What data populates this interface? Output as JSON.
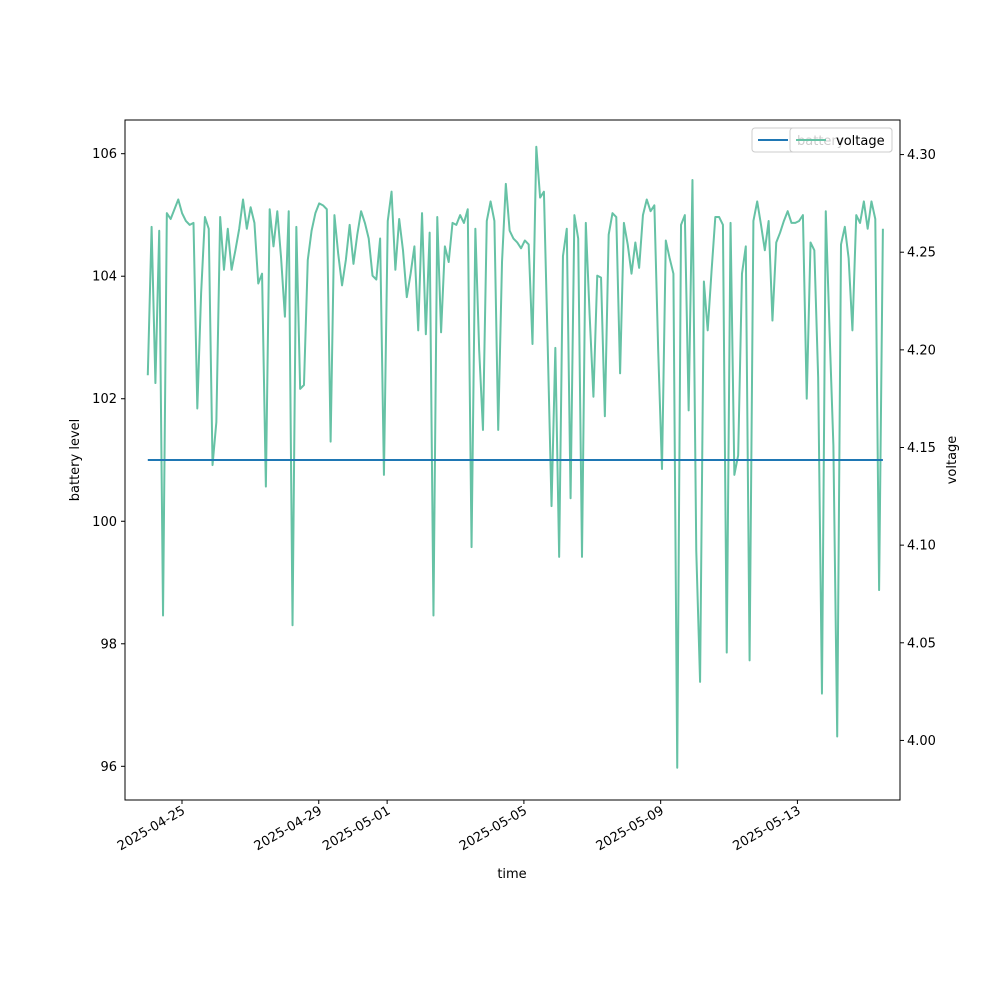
{
  "chart_data": {
    "type": "line",
    "xlabel": "time",
    "x_tick_labels": [
      "2025-04-25",
      "2025-04-29",
      "2025-05-01",
      "2025-05-05",
      "2025-05-09",
      "2025-05-13"
    ],
    "x_tick_dates": [
      "2025-04-25",
      "2025-04-29",
      "2025-05-01",
      "2025-05-05",
      "2025-05-09",
      "2025-05-13"
    ],
    "x_range": [
      "2025-04-23T08:00",
      "2025-05-16T00:00"
    ],
    "y_left": {
      "label": "battery level",
      "range": [
        95.45,
        106.55
      ],
      "ticks": [
        96,
        98,
        100,
        102,
        104,
        106
      ]
    },
    "y_right": {
      "label": "voltage",
      "range": [
        3.9695,
        4.3177
      ],
      "ticks": [
        4.0,
        4.05,
        4.1,
        4.15,
        4.2,
        4.25,
        4.3
      ],
      "tick_labels": [
        "4.00",
        "4.05",
        "4.10",
        "4.15",
        "4.20",
        "4.25",
        "4.30"
      ]
    },
    "grid": false,
    "legend_position": "top-right",
    "series": [
      {
        "name": "battery",
        "axis": "left",
        "color": "#1f77b4",
        "x": [
          "2025-04-24T00:00",
          "2025-05-15T12:00"
        ],
        "values": [
          101.0,
          101.0
        ]
      },
      {
        "name": "voltage",
        "axis": "right",
        "color": "#66c2a5",
        "x_start": "2025-04-24T00:00",
        "x_end": "2025-05-15T12:00",
        "values": [
          4.187,
          4.263,
          4.183,
          4.261,
          4.064,
          4.27,
          4.267,
          4.272,
          4.277,
          4.27,
          4.266,
          4.264,
          4.265,
          4.17,
          4.229,
          4.268,
          4.262,
          4.141,
          4.163,
          4.268,
          4.241,
          4.262,
          4.241,
          4.251,
          4.262,
          4.277,
          4.262,
          4.273,
          4.265,
          4.234,
          4.239,
          4.13,
          4.272,
          4.253,
          4.271,
          4.247,
          4.217,
          4.271,
          4.059,
          4.263,
          4.18,
          4.182,
          4.246,
          4.261,
          4.27,
          4.275,
          4.274,
          4.272,
          4.153,
          4.269,
          4.249,
          4.233,
          4.246,
          4.264,
          4.244,
          4.259,
          4.271,
          4.265,
          4.257,
          4.238,
          4.236,
          4.257,
          4.136,
          4.266,
          4.281,
          4.241,
          4.267,
          4.251,
          4.227,
          4.239,
          4.253,
          4.21,
          4.27,
          4.208,
          4.26,
          4.064,
          4.268,
          4.209,
          4.253,
          4.245,
          4.265,
          4.264,
          4.269,
          4.265,
          4.272,
          4.099,
          4.262,
          4.2,
          4.159,
          4.266,
          4.276,
          4.266,
          4.159,
          4.245,
          4.285,
          4.261,
          4.257,
          4.255,
          4.252,
          4.256,
          4.254,
          4.203,
          4.304,
          4.278,
          4.281,
          4.202,
          4.12,
          4.201,
          4.094,
          4.248,
          4.262,
          4.124,
          4.269,
          4.257,
          4.094,
          4.265,
          4.218,
          4.176,
          4.238,
          4.237,
          4.166,
          4.259,
          4.27,
          4.268,
          4.188,
          4.265,
          4.254,
          4.239,
          4.255,
          4.242,
          4.269,
          4.277,
          4.271,
          4.274,
          4.2,
          4.139,
          4.256,
          4.247,
          4.239,
          3.986,
          4.264,
          4.269,
          4.169,
          4.287,
          4.097,
          4.03,
          4.235,
          4.21,
          4.24,
          4.268,
          4.268,
          4.264,
          4.045,
          4.265,
          4.136,
          4.146,
          4.239,
          4.253,
          4.041,
          4.266,
          4.276,
          4.264,
          4.251,
          4.266,
          4.215,
          4.255,
          4.26,
          4.266,
          4.271,
          4.265,
          4.265,
          4.266,
          4.269,
          4.175,
          4.255,
          4.251,
          4.186,
          4.024,
          4.271,
          4.209,
          4.151,
          4.002,
          4.254,
          4.263,
          4.247,
          4.21,
          4.269,
          4.265,
          4.276,
          4.262,
          4.276,
          4.267,
          4.077,
          4.262
        ]
      }
    ]
  }
}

****************

### WHAT YOU SHOULD DO
Transcribe every entry word for word, but omit the pictures.

### RESPONSE TO THE EXERCISE
What data populates this interface? Output as JSON.
{
  "chart_data": {
    "type": "line",
    "xlabel": "time",
    "x_tick_labels": [
      "2025-04-25",
      "2025-04-29",
      "2025-05-01",
      "2025-05-05",
      "2025-05-09",
      "2025-05-13"
    ],
    "x_tick_dates": [
      "2025-04-25",
      "2025-04-29",
      "2025-05-01",
      "2025-05-05",
      "2025-05-09",
      "2025-05-13"
    ],
    "x_range": [
      "2025-04-23T08:00",
      "2025-05-16T00:00"
    ],
    "y_left": {
      "label": "battery level",
      "range": [
        95.45,
        106.55
      ],
      "ticks": [
        96,
        98,
        100,
        102,
        104,
        106
      ]
    },
    "y_right": {
      "label": "voltage",
      "range": [
        3.9695,
        4.3177
      ],
      "ticks": [
        4.0,
        4.05,
        4.1,
        4.15,
        4.2,
        4.25,
        4.3
      ],
      "tick_labels": [
        "4.00",
        "4.05",
        "4.10",
        "4.15",
        "4.20",
        "4.25",
        "4.30"
      ]
    },
    "grid": false,
    "legend_position": "top-right",
    "series": [
      {
        "name": "battery",
        "axis": "left",
        "color": "#1f77b4",
        "x": [
          "2025-04-24T00:00",
          "2025-05-15T12:00"
        ],
        "values": [
          101.0,
          101.0
        ]
      },
      {
        "name": "voltage",
        "axis": "right",
        "color": "#66c2a5",
        "x_start": "2025-04-24T00:00",
        "x_end": "2025-05-15T12:00",
        "values": [
          4.187,
          4.263,
          4.183,
          4.261,
          4.064,
          4.27,
          4.267,
          4.272,
          4.277,
          4.27,
          4.266,
          4.264,
          4.265,
          4.17,
          4.229,
          4.268,
          4.262,
          4.141,
          4.163,
          4.268,
          4.241,
          4.262,
          4.241,
          4.251,
          4.262,
          4.277,
          4.262,
          4.273,
          4.265,
          4.234,
          4.239,
          4.13,
          4.272,
          4.253,
          4.271,
          4.247,
          4.217,
          4.271,
          4.059,
          4.263,
          4.18,
          4.182,
          4.246,
          4.261,
          4.27,
          4.275,
          4.274,
          4.272,
          4.153,
          4.269,
          4.249,
          4.233,
          4.246,
          4.264,
          4.244,
          4.259,
          4.271,
          4.265,
          4.257,
          4.238,
          4.236,
          4.257,
          4.136,
          4.266,
          4.281,
          4.241,
          4.267,
          4.251,
          4.227,
          4.239,
          4.253,
          4.21,
          4.27,
          4.208,
          4.26,
          4.064,
          4.268,
          4.209,
          4.253,
          4.245,
          4.265,
          4.264,
          4.269,
          4.265,
          4.272,
          4.099,
          4.262,
          4.2,
          4.159,
          4.266,
          4.276,
          4.266,
          4.159,
          4.245,
          4.285,
          4.261,
          4.257,
          4.255,
          4.252,
          4.256,
          4.254,
          4.203,
          4.304,
          4.278,
          4.281,
          4.202,
          4.12,
          4.201,
          4.094,
          4.248,
          4.262,
          4.124,
          4.269,
          4.257,
          4.094,
          4.265,
          4.218,
          4.176,
          4.238,
          4.237,
          4.166,
          4.259,
          4.27,
          4.268,
          4.188,
          4.265,
          4.254,
          4.239,
          4.255,
          4.242,
          4.269,
          4.277,
          4.271,
          4.274,
          4.2,
          4.139,
          4.256,
          4.247,
          4.239,
          3.986,
          4.264,
          4.269,
          4.169,
          4.287,
          4.097,
          4.03,
          4.235,
          4.21,
          4.24,
          4.268,
          4.268,
          4.264,
          4.045,
          4.265,
          4.136,
          4.146,
          4.239,
          4.253,
          4.041,
          4.266,
          4.276,
          4.264,
          4.251,
          4.266,
          4.215,
          4.255,
          4.26,
          4.266,
          4.271,
          4.265,
          4.265,
          4.266,
          4.269,
          4.175,
          4.255,
          4.251,
          4.186,
          4.024,
          4.271,
          4.209,
          4.151,
          4.002,
          4.254,
          4.263,
          4.247,
          4.21,
          4.269,
          4.265,
          4.276,
          4.262,
          4.276,
          4.267,
          4.077,
          4.262
        ]
      }
    ]
  }
}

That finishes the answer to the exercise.